Data excerpts
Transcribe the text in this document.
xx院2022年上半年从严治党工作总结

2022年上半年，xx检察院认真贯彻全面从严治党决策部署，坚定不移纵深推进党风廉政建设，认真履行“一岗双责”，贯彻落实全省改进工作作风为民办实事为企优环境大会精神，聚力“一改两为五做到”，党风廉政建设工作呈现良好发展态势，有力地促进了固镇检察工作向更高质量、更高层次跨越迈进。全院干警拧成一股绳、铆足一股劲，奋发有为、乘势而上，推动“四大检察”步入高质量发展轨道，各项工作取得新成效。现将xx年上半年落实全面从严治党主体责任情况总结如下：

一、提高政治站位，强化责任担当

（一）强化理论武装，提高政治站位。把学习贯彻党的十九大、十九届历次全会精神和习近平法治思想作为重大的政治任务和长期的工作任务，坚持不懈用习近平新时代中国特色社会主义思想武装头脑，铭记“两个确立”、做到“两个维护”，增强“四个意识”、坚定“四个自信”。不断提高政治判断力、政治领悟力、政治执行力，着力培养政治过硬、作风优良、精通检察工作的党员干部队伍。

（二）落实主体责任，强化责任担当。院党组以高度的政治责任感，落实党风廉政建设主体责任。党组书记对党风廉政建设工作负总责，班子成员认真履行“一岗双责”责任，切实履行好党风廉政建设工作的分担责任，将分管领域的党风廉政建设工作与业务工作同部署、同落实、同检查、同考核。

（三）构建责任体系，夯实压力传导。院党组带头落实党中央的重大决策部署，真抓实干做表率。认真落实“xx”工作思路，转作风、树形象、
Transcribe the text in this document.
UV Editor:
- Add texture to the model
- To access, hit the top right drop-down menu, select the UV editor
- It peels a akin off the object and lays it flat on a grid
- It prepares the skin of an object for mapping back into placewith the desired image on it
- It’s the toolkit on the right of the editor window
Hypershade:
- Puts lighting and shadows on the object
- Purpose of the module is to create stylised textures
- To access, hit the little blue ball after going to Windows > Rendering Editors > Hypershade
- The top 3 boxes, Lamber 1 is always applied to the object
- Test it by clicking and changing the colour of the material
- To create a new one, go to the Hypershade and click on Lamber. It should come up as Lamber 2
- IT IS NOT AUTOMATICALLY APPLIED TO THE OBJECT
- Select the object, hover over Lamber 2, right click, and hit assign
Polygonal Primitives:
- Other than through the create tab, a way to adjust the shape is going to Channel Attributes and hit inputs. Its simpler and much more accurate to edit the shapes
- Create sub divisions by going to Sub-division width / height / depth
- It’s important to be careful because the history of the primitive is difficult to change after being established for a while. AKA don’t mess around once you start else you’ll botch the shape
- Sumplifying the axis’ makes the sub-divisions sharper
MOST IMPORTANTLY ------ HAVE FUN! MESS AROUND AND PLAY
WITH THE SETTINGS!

▸ OBJECTIVE
Retype every record above exactly as it appears.

▸ FINISHED TASK
Transcribe the text in this document.
xx院2022年上半年从严治党工作总结

2022年上半年，xx检察院认真贯彻全面从严治党决策部署，坚定不移纵深推进党风廉政建设，认真履行“一岗双责”，贯彻落实全省改进工作作风为民办实事为企优环境大会精神，聚力“一改两为五做到”，党风廉政建设工作呈现良好发展态势，有力地促进了固镇检察工作向更高质量、更高层次跨越迈进。全院干警拧成一股绳、铆足一股劲，奋发有为、乘势而上，推动“四大检察”步入高质量发展轨道，各项工作取得新成效。现将xx年上半年落实全面从严治党主体责任情况总结如下：

一、提高政治站位，强化责任担当

（一）强化理论武装，提高政治站位。把学习贯彻党的十九大、十九届历次全会精神和习近平法治思想作为重大的政治任务和长期的工作任务，坚持不懈用习近平新时代中国特色社会主义思想武装头脑，铭记“两个确立”、做到“两个维护”，增强“四个意识”、坚定“四个自信”。不断提高政治判断力、政治领悟力、政治执行力，着力培养政治过硬、作风优良、精通检察工作的党员干部队伍。

（二）落实主体责任，强化责任担当。院党组以高度的政治责任感，落实党风廉政建设主体责任。党组书记对党风廉政建设工作负总责，班子成员认真履行“一岗双责”责任，切实履行好党风廉政建设工作的分担责任，将分管领域的党风廉政建设工作与业务工作同部署、同落实、同检查、同考核。

（三）构建责任体系，夯实压力传导。院党组带头落实党中央的重大决策部署，真抓实干做表率。认真落实“xx”工作思路，转作风、树形象、
Transcribe the text in this document.
UV Editor:
- Add texture to the model
- To access, hit the top right drop-down menu, select the UV editor
- It peels a akin off the object and lays it flat on a grid
- It prepares the skin of an object for mapping back into placewith the desired image on it
- It’s the toolkit on the right of the editor window
Hypershade:
- Puts lighting and shadows on the object
- Purpose of the module is to create stylised textures
- To access, hit the little blue ball after going to Windows > Rendering Editors > Hypershade
- The top 3 boxes, Lamber 1 is always applied to the object
- Test it by clicking and changing the colour of the material
- To create a new one, go to the Hypershade and click on Lamber. It should come up as Lamber 2
- IT IS NOT AUTOMATICALLY APPLIED TO THE OBJECT
- Select the object, hover over Lamber 2, right click, and hit assign
Polygonal Primitives:
- Other than through the create tab, a way to adjust the shape is going to Channel Attributes and hit inputs. Its simpler and much more accurate to edit the shapes
- Create sub divisions by going to Sub-division width / height / depth
- It’s important to be careful because the history of the primitive is difficult to change after being established for a while. AKA don’t mess around once you start else you’ll botch the shape
- Sumplifying the axis’ makes the sub-divisions sharper
MOST IMPORTANTLY ------ HAVE FUN! MESS AROUND AND PLAY
WITH THE SETTINGS!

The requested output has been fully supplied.